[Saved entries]
— START —

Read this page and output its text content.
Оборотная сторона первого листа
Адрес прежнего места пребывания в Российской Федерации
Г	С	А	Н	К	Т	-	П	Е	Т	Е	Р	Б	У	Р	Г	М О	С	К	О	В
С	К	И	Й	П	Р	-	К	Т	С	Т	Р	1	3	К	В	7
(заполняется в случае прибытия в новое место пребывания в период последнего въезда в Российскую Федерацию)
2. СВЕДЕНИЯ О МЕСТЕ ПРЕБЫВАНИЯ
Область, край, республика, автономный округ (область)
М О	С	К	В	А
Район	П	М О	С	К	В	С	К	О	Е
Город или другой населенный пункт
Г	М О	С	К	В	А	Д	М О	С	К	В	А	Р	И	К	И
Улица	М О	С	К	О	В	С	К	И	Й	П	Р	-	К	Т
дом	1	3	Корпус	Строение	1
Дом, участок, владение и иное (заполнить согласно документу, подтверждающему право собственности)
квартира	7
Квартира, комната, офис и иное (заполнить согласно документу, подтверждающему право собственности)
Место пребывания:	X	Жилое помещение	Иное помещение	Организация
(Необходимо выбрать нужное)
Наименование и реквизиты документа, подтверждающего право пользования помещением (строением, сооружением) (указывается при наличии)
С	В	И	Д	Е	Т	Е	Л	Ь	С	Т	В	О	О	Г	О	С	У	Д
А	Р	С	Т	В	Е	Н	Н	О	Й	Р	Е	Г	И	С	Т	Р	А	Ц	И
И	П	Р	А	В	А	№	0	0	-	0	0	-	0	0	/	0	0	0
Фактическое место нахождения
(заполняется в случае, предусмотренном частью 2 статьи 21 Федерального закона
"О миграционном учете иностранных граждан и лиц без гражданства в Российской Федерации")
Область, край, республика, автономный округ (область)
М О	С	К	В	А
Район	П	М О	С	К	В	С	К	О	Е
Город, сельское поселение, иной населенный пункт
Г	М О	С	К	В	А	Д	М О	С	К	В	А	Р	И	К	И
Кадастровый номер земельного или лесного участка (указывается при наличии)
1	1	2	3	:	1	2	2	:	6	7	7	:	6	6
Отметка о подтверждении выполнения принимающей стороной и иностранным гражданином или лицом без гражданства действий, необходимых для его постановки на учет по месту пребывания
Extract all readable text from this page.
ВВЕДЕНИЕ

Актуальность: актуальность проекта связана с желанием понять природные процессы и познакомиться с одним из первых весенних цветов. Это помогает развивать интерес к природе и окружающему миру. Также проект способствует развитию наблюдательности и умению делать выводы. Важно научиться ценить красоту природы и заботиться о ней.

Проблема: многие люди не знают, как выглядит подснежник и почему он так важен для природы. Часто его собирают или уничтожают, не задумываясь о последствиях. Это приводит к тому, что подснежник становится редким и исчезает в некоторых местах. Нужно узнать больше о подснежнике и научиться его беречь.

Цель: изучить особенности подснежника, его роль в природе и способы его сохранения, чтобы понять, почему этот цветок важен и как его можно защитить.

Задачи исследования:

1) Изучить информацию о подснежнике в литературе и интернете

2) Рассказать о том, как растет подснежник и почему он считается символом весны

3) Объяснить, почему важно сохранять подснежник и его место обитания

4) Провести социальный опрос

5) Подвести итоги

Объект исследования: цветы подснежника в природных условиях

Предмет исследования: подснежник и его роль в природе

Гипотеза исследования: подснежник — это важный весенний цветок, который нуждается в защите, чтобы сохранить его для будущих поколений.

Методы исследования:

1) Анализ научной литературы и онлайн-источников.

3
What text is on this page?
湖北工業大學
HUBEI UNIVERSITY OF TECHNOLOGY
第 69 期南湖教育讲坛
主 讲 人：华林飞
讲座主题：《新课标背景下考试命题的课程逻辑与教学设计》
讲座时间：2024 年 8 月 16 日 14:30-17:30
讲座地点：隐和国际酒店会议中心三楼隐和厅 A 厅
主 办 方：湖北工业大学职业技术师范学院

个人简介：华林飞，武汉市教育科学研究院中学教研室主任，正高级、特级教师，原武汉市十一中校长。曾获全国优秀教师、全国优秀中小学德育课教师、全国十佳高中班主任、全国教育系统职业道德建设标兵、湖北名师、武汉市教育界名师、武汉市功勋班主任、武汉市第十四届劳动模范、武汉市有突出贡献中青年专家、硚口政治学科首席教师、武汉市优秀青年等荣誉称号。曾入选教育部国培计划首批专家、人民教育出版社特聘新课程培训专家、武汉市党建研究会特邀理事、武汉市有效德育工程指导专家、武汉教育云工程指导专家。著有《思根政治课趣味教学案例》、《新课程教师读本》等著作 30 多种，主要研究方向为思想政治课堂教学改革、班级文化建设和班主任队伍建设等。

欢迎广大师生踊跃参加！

— END —

* **TASK BRIEF**: Copy the material above verbatim.

* **ANSWER TO THIS PROBLEM**:
Read this page and output its text content.
Оборотная сторона первого листа
Адрес прежнего места пребывания в Российской Федерации
Г	С	А	Н	К	Т	-	П	Е	Т	Е	Р	Б	У	Р	Г	М О	С	К	О	В
С	К	И	Й	П	Р	-	К	Т	С	Т	Р	1	3	К	В	7
(заполняется в случае прибытия в новое место пребывания в период последнего въезда в Российскую Федерацию)
2. СВЕДЕНИЯ О МЕСТЕ ПРЕБЫВАНИЯ
Область, край, республика, автономный округ (область)
М О	С	К	В	А
Район	П	М О	С	К	В	С	К	О	Е
Город или другой населенный пункт
Г	М О	С	К	В	А	Д	М О	С	К	В	А	Р	И	К	И
Улица	М О	С	К	О	В	С	К	И	Й	П	Р	-	К	Т
дом	1	3	Корпус	Строение	1
Дом, участок, владение и иное (заполнить согласно документу, подтверждающему право собственности)
квартира	7
Квартира, комната, офис и иное (заполнить согласно документу, подтверждающему право собственности)
Место пребывания:	X	Жилое помещение	Иное помещение	Организация
(Необходимо выбрать нужное)
Наименование и реквизиты документа, подтверждающего право пользования помещением (строением, сооружением) (указывается при наличии)
С	В	И	Д	Е	Т	Е	Л	Ь	С	Т	В	О	О	Г	О	С	У	Д
А	Р	С	Т	В	Е	Н	Н	О	Й	Р	Е	Г	И	С	Т	Р	А	Ц	И
И	П	Р	А	В	А	№	0	0	-	0	0	-	0	0	/	0	0	0
Фактическое место нахождения
(заполняется в случае, предусмотренном частью 2 статьи 21 Федерального закона
"О миграционном учете иностранных граждан и лиц без гражданства в Российской Федерации")
Область, край, республика, автономный округ (область)
М О	С	К	В	А
Район	П	М О	С	К	В	С	К	О	Е
Город, сельское поселение, иной населенный пункт
Г	М О	С	К	В	А	Д	М О	С	К	В	А	Р	И	К	И
Кадастровый номер земельного или лесного участка (указывается при наличии)
1	1	2	3	:	1	2	2	:	6	7	7	:	6	6
Отметка о подтверждении выполнения принимающей стороной и иностранным гражданином или лицом без гражданства действий, необходимых для его постановки на учет по месту пребывания
Extract all readable text from this page.
ВВЕДЕНИЕ

Актуальность: актуальность проекта связана с желанием понять природные процессы и познакомиться с одним из первых весенних цветов. Это помогает развивать интерес к природе и окружающему миру. Также проект способствует развитию наблюдательности и умению делать выводы. Важно научиться ценить красоту природы и заботиться о ней.

Проблема: многие люди не знают, как выглядит подснежник и почему он так важен для природы. Часто его собирают или уничтожают, не задумываясь о последствиях. Это приводит к тому, что подснежник становится редким и исчезает в некоторых местах. Нужно узнать больше о подснежнике и научиться его беречь.

Цель: изучить особенности подснежника, его роль в природе и способы его сохранения, чтобы понять, почему этот цветок важен и как его можно защитить.

Задачи исследования:

1) Изучить информацию о подснежнике в литературе и интернете

2) Рассказать о том, как растет подснежник и почему он считается символом весны

3) Объяснить, почему важно сохранять подснежник и его место обитания

4) Провести социальный опрос

5) Подвести итоги

Объект исследования: цветы подснежника в природных условиях

Предмет исследования: подснежник и его роль в природе

Гипотеза исследования: подснежник — это важный весенний цветок, который нуждается в защите, чтобы сохранить его для будущих поколений.

Методы исследования:

1) Анализ научной литературы и онлайн-источников.

3
What text is on this page?
湖北工業大學
HUBEI UNIVERSITY OF TECHNOLOGY
第 69 期南湖教育讲坛
主 讲 人：华林飞
讲座主题：《新课标背景下考试命题的课程逻辑与教学设计》
讲座时间：2024 年 8 月 16 日 14:30-17:30
讲座地点：隐和国际酒店会议中心三楼隐和厅 A 厅
主 办 方：湖北工业大学职业技术师范学院

个人简介：华林飞，武汉市教育科学研究院中学教研室主任，正高级、特级教师，原武汉市十一中校长。曾获全国优秀教师、全国优秀中小学德育课教师、全国十佳高中班主任、全国教育系统职业道德建设标兵、湖北名师、武汉市教育界名师、武汉市功勋班主任、武汉市第十四届劳动模范、武汉市有突出贡献中青年专家、硚口政治学科首席教师、武汉市优秀青年等荣誉称号。曾入选教育部国培计划首批专家、人民教育出版社特聘新课程培训专家、武汉市党建研究会特邀理事、武汉市有效德育工程指导专家、武汉教育云工程指导专家。著有《思根政治课趣味教学案例》、《新课程教师读本》等著作 30 多种，主要研究方向为思想政治课堂教学改革、班级文化建设和班主任队伍建设等。

欢迎广大师生踊跃参加！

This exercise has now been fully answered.